■ **Task statement**
Identify the lines containing the word "ylabel". Copy each one.

■ **Extracts from a graphics dataset**
++++++++
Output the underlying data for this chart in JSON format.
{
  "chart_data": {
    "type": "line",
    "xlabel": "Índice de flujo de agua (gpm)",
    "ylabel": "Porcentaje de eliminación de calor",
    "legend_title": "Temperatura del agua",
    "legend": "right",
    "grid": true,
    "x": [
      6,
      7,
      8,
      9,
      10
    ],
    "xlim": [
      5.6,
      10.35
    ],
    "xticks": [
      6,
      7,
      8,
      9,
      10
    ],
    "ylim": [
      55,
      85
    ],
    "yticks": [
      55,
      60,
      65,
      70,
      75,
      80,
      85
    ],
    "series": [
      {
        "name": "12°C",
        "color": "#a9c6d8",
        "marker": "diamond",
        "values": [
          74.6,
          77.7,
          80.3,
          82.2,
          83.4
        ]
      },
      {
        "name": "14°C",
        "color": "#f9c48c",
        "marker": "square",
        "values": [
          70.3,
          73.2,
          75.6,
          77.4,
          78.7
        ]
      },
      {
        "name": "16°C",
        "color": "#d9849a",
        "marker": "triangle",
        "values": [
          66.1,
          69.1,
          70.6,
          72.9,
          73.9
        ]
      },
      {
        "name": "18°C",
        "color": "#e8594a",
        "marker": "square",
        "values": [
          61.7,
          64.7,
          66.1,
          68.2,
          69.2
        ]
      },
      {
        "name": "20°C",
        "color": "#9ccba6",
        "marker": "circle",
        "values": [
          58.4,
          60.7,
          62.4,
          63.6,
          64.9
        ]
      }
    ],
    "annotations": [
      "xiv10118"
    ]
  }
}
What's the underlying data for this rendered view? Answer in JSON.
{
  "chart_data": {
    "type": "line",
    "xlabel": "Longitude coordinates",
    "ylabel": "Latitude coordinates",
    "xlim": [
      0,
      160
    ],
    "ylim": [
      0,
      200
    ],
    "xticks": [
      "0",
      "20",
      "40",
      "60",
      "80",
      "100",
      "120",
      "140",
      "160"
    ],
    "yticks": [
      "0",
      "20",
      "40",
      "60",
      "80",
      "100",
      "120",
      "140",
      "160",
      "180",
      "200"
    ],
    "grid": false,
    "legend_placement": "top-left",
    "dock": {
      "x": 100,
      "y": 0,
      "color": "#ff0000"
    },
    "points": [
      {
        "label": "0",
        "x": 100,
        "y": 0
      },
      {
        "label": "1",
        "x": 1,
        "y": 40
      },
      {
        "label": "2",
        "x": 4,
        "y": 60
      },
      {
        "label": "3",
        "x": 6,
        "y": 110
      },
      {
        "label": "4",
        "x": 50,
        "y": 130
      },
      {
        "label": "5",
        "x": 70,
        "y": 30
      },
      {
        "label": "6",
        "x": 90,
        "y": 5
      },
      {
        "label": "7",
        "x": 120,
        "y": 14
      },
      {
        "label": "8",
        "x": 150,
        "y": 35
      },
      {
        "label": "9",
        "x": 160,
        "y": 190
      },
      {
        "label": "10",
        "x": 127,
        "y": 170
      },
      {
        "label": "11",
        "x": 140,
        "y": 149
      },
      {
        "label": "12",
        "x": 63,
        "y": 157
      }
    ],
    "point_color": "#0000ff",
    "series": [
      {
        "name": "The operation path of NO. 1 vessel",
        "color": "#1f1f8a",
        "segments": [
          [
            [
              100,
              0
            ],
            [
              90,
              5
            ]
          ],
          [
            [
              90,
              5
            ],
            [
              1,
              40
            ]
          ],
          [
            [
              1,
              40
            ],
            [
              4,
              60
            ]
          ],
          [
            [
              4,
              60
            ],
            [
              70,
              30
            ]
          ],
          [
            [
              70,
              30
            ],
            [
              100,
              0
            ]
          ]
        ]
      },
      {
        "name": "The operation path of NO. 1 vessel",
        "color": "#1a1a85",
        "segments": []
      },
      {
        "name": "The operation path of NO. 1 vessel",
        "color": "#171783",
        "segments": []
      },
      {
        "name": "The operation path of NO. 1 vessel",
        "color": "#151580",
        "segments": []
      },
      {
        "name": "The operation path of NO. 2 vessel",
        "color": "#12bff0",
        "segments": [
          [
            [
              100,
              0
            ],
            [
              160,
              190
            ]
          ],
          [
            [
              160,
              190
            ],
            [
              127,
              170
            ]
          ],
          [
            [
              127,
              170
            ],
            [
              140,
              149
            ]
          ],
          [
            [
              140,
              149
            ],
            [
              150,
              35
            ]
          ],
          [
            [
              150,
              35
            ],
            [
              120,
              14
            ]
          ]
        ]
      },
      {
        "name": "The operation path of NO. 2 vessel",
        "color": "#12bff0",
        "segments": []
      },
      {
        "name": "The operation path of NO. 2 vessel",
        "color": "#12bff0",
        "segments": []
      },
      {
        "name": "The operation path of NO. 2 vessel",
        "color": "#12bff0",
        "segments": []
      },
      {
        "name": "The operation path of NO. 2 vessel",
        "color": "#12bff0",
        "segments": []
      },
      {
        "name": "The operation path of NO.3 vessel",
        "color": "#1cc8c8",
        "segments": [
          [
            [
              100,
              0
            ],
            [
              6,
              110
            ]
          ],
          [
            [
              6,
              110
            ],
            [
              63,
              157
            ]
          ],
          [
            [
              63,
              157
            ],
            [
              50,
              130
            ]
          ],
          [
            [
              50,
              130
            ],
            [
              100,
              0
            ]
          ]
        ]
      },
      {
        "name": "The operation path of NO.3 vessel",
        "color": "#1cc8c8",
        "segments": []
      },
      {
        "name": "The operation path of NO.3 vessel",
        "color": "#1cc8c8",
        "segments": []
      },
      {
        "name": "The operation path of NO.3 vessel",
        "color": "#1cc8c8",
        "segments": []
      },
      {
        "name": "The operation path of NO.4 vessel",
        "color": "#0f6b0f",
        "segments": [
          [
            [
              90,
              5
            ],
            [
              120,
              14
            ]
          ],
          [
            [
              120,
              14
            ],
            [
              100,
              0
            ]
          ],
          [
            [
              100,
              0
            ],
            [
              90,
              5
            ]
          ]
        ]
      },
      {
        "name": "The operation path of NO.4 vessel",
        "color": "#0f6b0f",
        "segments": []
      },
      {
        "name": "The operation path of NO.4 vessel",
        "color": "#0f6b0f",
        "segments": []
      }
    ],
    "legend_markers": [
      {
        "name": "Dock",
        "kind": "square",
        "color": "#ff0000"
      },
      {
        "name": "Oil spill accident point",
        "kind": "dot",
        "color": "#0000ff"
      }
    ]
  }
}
++++++++
■ **Exercise response**
    "ylabel": "Porcentaje de eliminación de calor",
    "ylabel": "Latitude coordinates",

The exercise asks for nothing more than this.